THE PROBLEM: Copy each line of the data below with the word "image".

DATA IN THIS EXERCISE:
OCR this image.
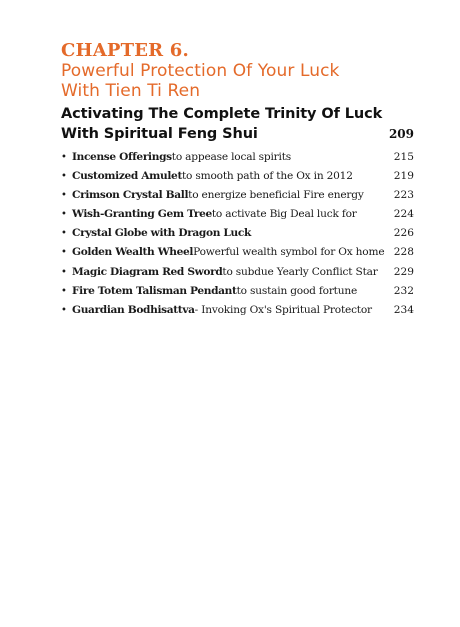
CHAPTER 6.
Powerful Protection Of Your Luck
With Tien Ti Ren
Activating The Complete Trinity Of Luck
With Spiritual Feng Shui	209
• Incense Offerings to appease local spirits	215
• Customized Amulet to smooth path of the Ox in 2012	219
• Crimson Crystal Ball to energize beneficial Fire energy	223
• Wish-Granting Gem Tree to activate Big Deal luck for	224
• Crystal Globe with Dragon Luck	226
• Golden Wealth Wheel Powerful wealth symbol for Ox home 228
• Magic Diagram Red Sword to subdue Yearly Conflict Star 229
• Fire Totem Talisman Pendant to sustain good fortune	232
• Guardian Bodhisattva - Invoking Ox's Spiritual Protector 234
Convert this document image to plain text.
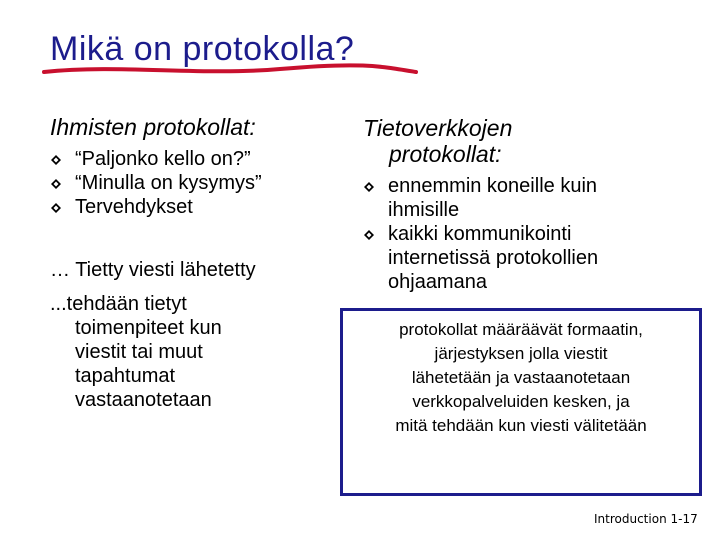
Mikä on protokolla?
Ihmisten protokollat:
“Paljonko kello on?”
“Minulla on kysymys”
Tervehdykset
… Tietty viesti lähetetty
...tehdään tietyt
toimenpiteet kun
viestit tai muut
tapahtumat
vastaanotetaan
Tietoverkkojen
protokollat:
ennemmin koneille kuin
ihmisille
kaikki kommunikointi
internetissä protokollien
ohjaamana
protokollat määräävät formaatin,
järjestyksen jolla viestit
lähetetään ja vastaanotetaan
verkkopalveluiden kesken, ja
mitä tehdään kun viesti välitetään
Introduction 1-17
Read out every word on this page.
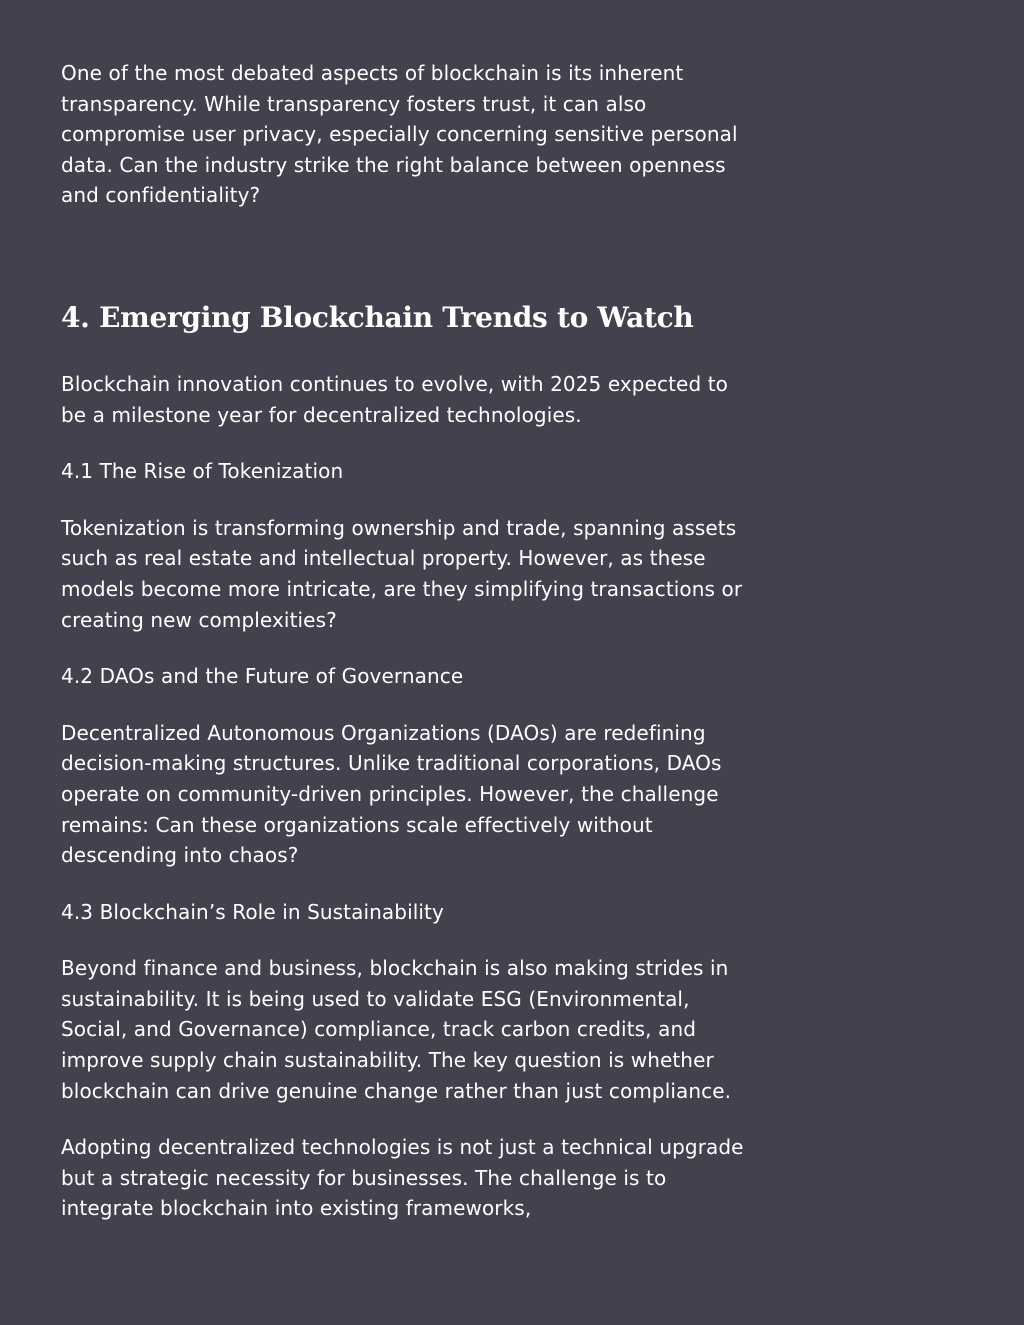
One of the most debated aspects of blockchain is its inherent transparency. While transparency fosters trust, it can also compromise user privacy, especially concerning sensitive personal data. Can the industry strike the right balance between openness and confidentiality?

4. Emerging Blockchain Trends to Watch

Blockchain innovation continues to evolve, with 2025 expected to be a milestone year for decentralized technologies.

4.1 The Rise of Tokenization

Tokenization is transforming ownership and trade, spanning assets such as real estate and intellectual property. However, as these models become more intricate, are they simplifying transactions or creating new complexities?

4.2 DAOs and the Future of Governance

Decentralized Autonomous Organizations (DAOs) are redefining decision-making structures. Unlike traditional corporations, DAOs operate on community-driven principles. However, the challenge remains: Can these organizations scale effectively without descending into chaos?

4.3 Blockchain’s Role in Sustainability

Beyond finance and business, blockchain is also making strides in sustainability. It is being used to validate ESG (Environmental, Social, and Governance) compliance, track carbon credits, and improve supply chain sustainability. The key question is whether blockchain can drive genuine change rather than just compliance.

Adopting decentralized technologies is not just a technical upgrade but a strategic necessity for businesses. The challenge is to integrate blockchain into existing frameworks,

SOLUTION:
OCR this image.
Convert this document image to plain text.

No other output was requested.